* [What is required] Scan the entries below and extract each line with the word "逆反应速率瞬间增大" in it.

* [Data records]
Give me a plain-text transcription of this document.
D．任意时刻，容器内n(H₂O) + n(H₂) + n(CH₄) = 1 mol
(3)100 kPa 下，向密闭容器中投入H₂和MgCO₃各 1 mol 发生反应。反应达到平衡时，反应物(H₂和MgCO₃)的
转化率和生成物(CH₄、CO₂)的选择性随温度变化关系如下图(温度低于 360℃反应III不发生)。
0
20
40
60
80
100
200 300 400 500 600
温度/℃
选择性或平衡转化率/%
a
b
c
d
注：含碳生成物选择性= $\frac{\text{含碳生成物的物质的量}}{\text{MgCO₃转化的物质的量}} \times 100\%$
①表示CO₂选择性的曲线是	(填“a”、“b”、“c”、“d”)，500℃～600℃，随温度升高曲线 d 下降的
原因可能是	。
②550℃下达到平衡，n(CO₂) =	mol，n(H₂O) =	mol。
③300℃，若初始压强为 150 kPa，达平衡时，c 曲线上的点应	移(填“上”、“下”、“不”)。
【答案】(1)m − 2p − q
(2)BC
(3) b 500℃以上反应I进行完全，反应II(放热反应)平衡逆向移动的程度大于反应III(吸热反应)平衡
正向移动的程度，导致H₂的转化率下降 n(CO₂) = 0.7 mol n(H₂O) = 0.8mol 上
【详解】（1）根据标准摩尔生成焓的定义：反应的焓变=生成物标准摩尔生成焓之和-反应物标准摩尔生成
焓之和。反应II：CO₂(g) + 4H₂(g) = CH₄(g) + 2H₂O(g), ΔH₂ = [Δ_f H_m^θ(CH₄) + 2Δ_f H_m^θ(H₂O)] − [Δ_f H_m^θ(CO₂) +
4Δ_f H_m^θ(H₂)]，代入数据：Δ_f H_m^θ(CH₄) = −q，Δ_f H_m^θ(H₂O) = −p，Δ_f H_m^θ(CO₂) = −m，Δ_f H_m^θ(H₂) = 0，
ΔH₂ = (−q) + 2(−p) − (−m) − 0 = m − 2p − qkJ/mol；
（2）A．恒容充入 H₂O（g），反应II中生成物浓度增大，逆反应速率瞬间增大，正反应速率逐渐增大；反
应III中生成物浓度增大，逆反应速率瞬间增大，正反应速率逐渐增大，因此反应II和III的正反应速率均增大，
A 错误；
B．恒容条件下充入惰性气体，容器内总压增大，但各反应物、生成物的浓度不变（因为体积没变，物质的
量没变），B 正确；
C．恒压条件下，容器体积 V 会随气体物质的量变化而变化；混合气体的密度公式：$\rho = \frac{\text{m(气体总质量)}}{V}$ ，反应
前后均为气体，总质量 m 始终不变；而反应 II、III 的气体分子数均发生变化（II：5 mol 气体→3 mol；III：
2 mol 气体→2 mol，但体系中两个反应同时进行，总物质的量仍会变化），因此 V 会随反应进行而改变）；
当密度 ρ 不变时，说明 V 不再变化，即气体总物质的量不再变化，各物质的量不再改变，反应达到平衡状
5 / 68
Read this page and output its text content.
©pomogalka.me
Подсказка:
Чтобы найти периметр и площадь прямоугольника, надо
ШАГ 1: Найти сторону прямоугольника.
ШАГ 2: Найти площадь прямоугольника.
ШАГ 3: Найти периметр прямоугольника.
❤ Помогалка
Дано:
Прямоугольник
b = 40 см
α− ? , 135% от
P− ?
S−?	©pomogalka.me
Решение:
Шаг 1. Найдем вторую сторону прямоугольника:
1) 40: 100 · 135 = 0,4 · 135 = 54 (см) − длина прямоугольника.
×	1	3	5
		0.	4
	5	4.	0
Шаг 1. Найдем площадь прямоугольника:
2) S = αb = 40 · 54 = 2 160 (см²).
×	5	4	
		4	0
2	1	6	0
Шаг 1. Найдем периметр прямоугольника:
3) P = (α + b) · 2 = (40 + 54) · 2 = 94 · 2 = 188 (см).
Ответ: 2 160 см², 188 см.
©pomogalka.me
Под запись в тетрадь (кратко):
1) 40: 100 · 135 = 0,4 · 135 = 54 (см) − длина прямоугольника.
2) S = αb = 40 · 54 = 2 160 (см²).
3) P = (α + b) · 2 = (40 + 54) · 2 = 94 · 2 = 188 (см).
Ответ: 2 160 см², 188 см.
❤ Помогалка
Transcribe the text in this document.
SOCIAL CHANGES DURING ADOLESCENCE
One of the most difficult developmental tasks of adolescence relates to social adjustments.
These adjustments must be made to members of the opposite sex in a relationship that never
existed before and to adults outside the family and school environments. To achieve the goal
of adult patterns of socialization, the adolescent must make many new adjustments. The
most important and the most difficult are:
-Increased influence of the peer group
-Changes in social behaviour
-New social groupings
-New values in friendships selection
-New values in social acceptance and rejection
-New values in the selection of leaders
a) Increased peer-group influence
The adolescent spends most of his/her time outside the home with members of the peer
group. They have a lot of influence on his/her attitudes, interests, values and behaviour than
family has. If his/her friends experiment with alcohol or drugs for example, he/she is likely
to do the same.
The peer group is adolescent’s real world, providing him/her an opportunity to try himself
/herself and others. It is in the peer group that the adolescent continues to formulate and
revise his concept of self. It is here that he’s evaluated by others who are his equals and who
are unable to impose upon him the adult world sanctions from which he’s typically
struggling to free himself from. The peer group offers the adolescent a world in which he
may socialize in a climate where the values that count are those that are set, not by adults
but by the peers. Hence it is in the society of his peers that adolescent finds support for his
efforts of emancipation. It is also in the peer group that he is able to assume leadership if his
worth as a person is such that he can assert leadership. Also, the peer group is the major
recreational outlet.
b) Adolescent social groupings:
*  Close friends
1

* [Response]
（2）A．恒容充入 H₂O（g），反应II中生成物浓度增大，逆反应速率瞬间增大，正反应速率逐渐增大；反
应III中生成物浓度增大，逆反应速率瞬间增大，正反应速率逐渐增大，因此反应II和III的正反应速率均增大，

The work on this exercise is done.